**OBJECTIVE:**
Quote the records in full and leave their pictures out.

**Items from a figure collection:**
=-=-=-=-=

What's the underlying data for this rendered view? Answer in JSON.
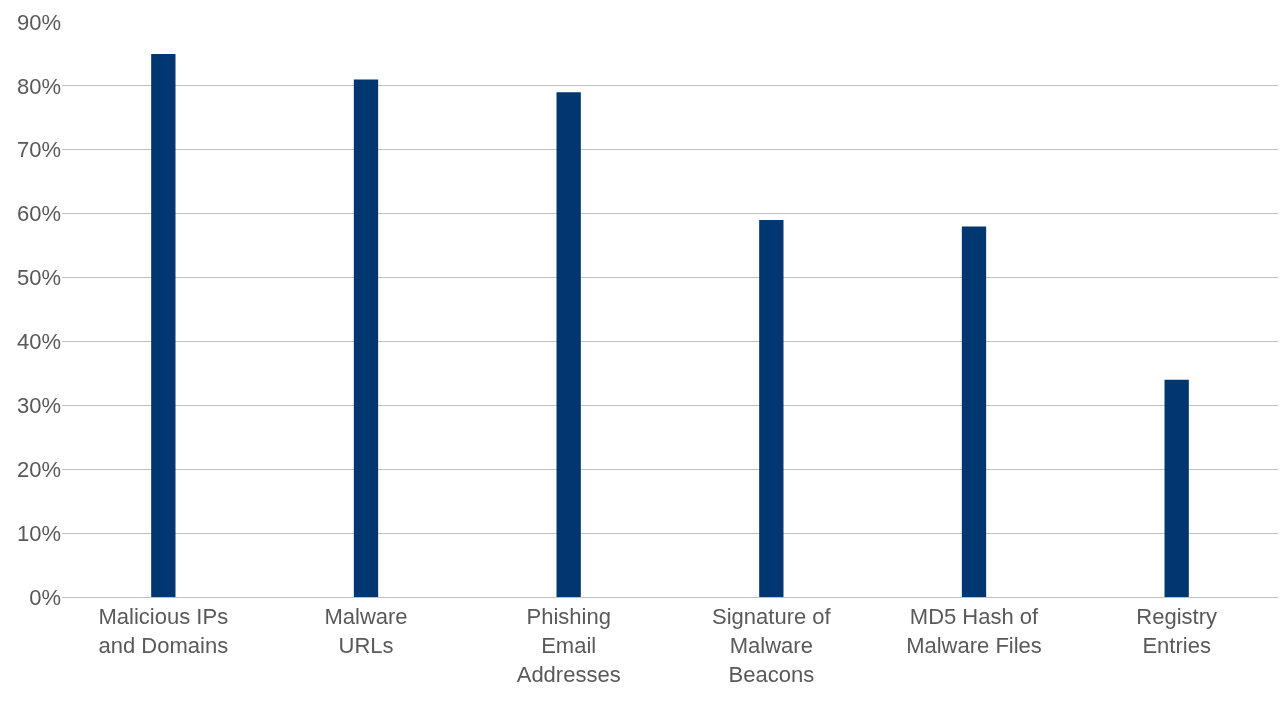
{
  "chart_data": {
    "type": "bar",
    "categories": [
      "Malicious IPs\nand Domains",
      "Malware\nURLs",
      "Phishing\nEmail\nAddresses",
      "Signature of\nMalware\nBeacons",
      "MD5 Hash of\nMalware Files",
      "Registry\nEntries"
    ],
    "values": [
      85,
      81,
      79,
      59,
      58,
      34
    ],
    "color": "#003770",
    "ylim": [
      0,
      90
    ],
    "yticks": [
      {
        "value": 0,
        "label": "0%"
      },
      {
        "value": 10,
        "label": "10%"
      },
      {
        "value": 20,
        "label": "20%"
      },
      {
        "value": 30,
        "label": "30%"
      },
      {
        "value": 40,
        "label": "40%"
      },
      {
        "value": 50,
        "label": "50%"
      },
      {
        "value": 60,
        "label": "60%"
      },
      {
        "value": 70,
        "label": "70%"
      },
      {
        "value": 80,
        "label": "80%"
      },
      {
        "value": 90,
        "label": "90%"
      }
    ],
    "grid": "y"
  }
}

=-=-=-=-=

**FINAL RESULT:**
What's the underlying data for this rendered view? Answer in JSON.
{
  "chart_data": {
    "type": "bar",
    "categories": [
      "Malicious IPs\nand Domains",
      "Malware\nURLs",
      "Phishing\nEmail\nAddresses",
      "Signature of\nMalware\nBeacons",
      "MD5 Hash of\nMalware Files",
      "Registry\nEntries"
    ],
    "values": [
      85,
      81,
      79,
      59,
      58,
      34
    ],
    "color": "#003770",
    "ylim": [
      0,
      90
    ],
    "yticks": [
      {
        "value": 0,
        "label": "0%"
      },
      {
        "value": 10,
        "label": "10%"
      },
      {
        "value": 20,
        "label": "20%"
      },
      {
        "value": 30,
        "label": "30%"
      },
      {
        "value": 40,
        "label": "40%"
      },
      {
        "value": 50,
        "label": "50%"
      },
      {
        "value": 60,
        "label": "60%"
      },
      {
        "value": 70,
        "label": "70%"
      },
      {
        "value": 80,
        "label": "80%"
      },
      {
        "value": 90,
        "label": "90%"
      }
    ],
    "grid": "y"
  }
}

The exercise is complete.